» Exercise task
Return all the data, word for word.

» Data provided
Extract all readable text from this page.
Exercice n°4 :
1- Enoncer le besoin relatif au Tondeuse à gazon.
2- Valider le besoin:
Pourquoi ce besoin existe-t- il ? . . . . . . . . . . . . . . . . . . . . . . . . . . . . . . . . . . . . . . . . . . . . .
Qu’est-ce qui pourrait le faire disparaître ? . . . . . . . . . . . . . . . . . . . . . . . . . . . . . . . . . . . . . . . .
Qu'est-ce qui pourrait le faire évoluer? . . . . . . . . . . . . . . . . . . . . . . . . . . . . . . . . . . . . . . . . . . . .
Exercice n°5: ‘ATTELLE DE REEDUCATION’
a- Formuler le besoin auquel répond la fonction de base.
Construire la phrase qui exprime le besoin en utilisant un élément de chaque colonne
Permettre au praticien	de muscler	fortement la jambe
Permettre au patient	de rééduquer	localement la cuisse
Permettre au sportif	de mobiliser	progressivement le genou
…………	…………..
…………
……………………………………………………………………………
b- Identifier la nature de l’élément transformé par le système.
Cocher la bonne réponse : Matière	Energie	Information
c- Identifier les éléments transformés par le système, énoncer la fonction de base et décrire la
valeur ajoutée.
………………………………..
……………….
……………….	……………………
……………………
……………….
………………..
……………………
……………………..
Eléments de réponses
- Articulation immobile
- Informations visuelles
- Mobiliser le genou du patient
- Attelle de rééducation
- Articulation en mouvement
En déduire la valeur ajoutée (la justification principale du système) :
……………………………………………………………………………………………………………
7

» Exercise output
Extract all readable text from this page.
Exercice n°4 :
1- Enoncer le besoin relatif au Tondeuse à gazon.
2- Valider le besoin:
Pourquoi ce besoin existe-t- il ? . . . . . . . . . . . . . . . . . . . . . . . . . . . . . . . . . . . . . . . . . . . . .
Qu’est-ce qui pourrait le faire disparaître ? . . . . . . . . . . . . . . . . . . . . . . . . . . . . . . . . . . . . . . . .
Qu'est-ce qui pourrait le faire évoluer? . . . . . . . . . . . . . . . . . . . . . . . . . . . . . . . . . . . . . . . . . . . .
Exercice n°5: ‘ATTELLE DE REEDUCATION’
a- Formuler le besoin auquel répond la fonction de base.
Construire la phrase qui exprime le besoin en utilisant un élément de chaque colonne
Permettre au praticien	de muscler	fortement la jambe
Permettre au patient	de rééduquer	localement la cuisse
Permettre au sportif	de mobiliser	progressivement le genou
…………	…………..
…………
……………………………………………………………………………
b- Identifier la nature de l’élément transformé par le système.
Cocher la bonne réponse : Matière	Energie	Information
c- Identifier les éléments transformés par le système, énoncer la fonction de base et décrire la
valeur ajoutée.
………………………………..
……………….
……………….	……………………
……………………
……………….
………………..
……………………
……………………..
Eléments de réponses
- Articulation immobile
- Informations visuelles
- Mobiliser le genou du patient
- Attelle de rééducation
- Articulation en mouvement
En déduire la valeur ajoutée (la justification principale du système) :
……………………………………………………………………………………………………………
7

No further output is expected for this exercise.